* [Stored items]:
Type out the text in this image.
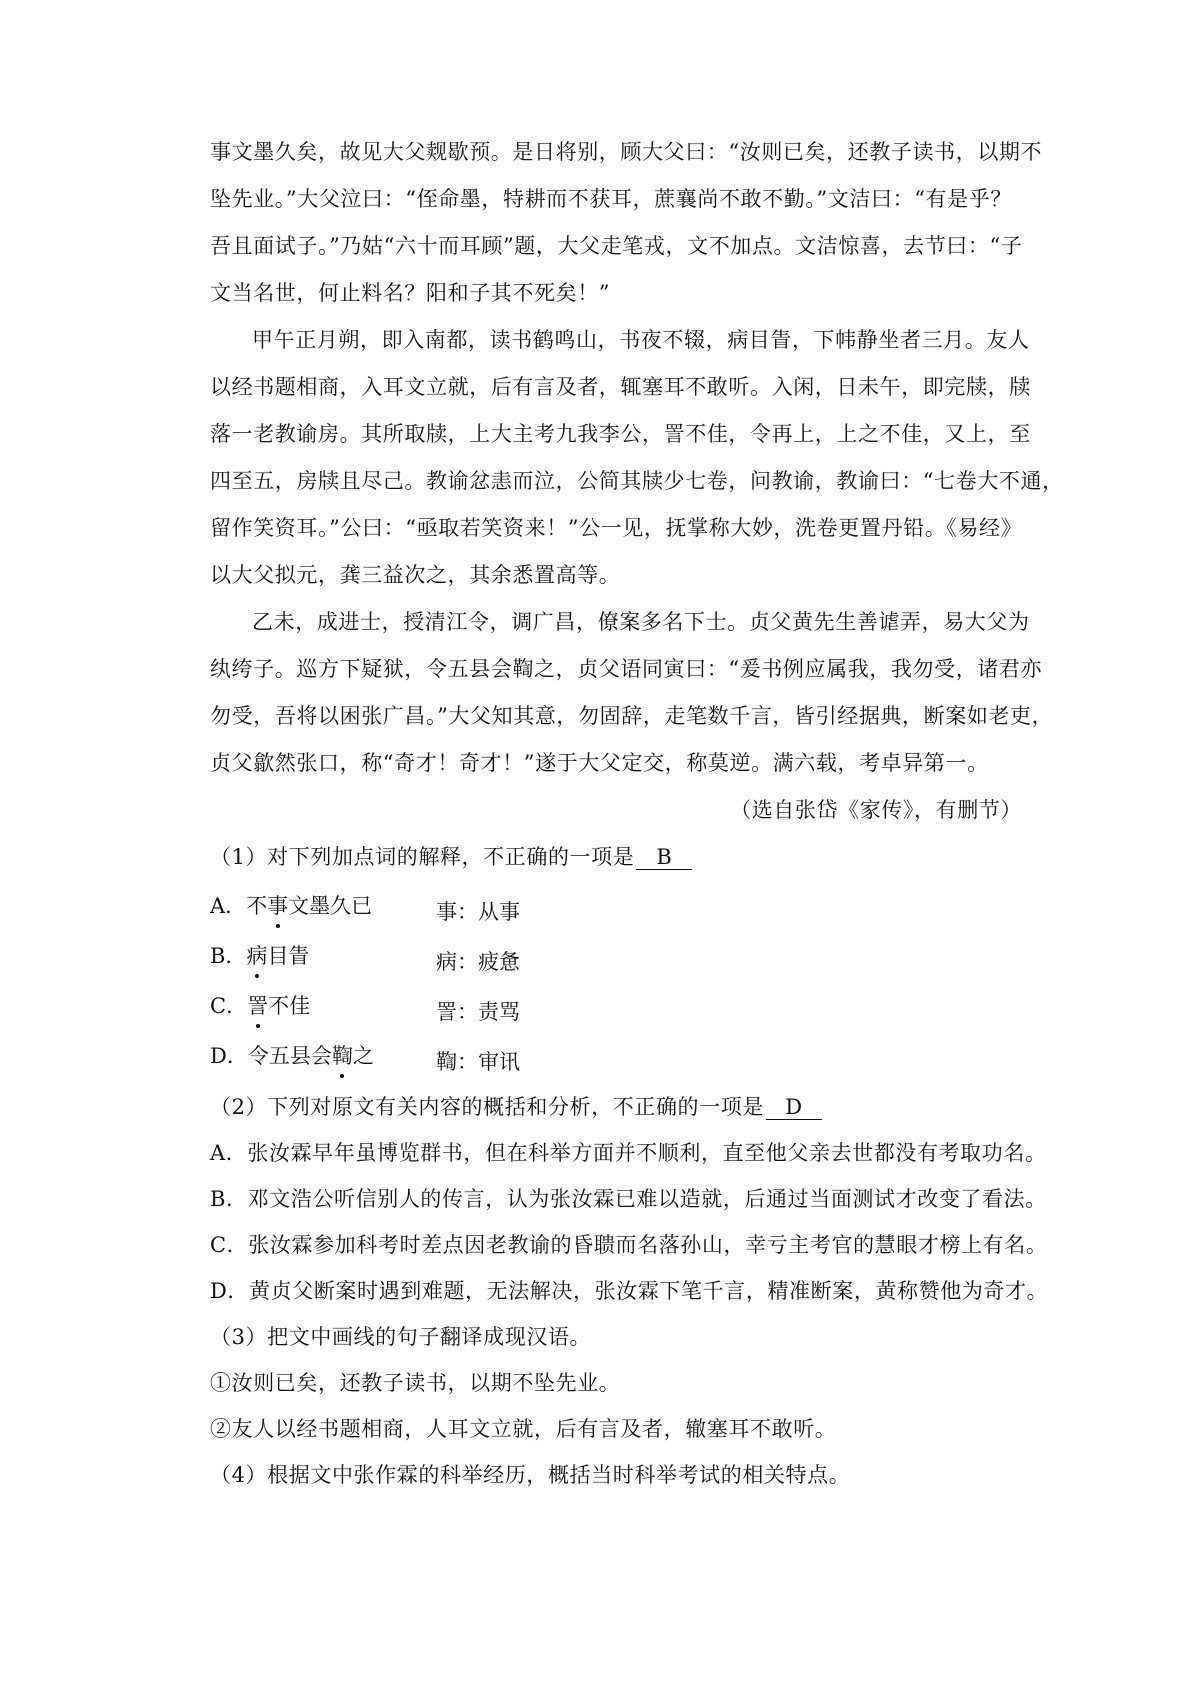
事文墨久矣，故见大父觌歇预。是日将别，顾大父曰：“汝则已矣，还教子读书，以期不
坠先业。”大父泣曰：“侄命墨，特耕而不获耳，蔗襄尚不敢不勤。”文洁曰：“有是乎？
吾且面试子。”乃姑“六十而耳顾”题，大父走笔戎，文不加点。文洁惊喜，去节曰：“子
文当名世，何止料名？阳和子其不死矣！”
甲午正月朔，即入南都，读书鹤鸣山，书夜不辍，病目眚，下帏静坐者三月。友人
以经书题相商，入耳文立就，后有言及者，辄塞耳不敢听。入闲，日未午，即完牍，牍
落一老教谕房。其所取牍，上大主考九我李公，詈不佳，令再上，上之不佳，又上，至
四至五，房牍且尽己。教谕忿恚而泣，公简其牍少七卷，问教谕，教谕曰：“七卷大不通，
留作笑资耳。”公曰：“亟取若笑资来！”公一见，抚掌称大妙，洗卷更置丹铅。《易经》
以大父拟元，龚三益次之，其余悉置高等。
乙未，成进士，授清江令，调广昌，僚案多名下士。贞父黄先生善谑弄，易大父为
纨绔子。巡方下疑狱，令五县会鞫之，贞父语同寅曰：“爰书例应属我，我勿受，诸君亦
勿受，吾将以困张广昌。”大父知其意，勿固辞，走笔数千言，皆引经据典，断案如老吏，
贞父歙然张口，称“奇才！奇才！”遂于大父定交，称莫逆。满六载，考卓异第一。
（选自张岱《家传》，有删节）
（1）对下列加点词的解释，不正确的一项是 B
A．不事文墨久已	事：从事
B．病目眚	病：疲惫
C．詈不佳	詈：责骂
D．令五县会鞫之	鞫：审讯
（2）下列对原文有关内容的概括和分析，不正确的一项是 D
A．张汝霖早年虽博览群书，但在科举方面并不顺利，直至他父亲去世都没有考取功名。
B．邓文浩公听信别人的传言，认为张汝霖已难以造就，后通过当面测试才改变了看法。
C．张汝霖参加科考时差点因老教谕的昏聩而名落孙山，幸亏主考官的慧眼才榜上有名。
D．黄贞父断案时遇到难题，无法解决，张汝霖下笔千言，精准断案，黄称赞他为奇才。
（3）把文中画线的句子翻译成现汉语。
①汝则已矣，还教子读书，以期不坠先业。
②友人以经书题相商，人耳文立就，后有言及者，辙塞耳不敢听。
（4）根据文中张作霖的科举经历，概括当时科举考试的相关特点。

* [Goal]: In the lines above, locate the string "令五县会鞫之". Copy every line where it occurs.

* [Exercise output]:
纨绔子。巡方下疑狱，令五县会鞫之，贞父语同寅曰：“爰书例应属我，我勿受，诸君亦
D．令五县会鞫之	鞫：审讯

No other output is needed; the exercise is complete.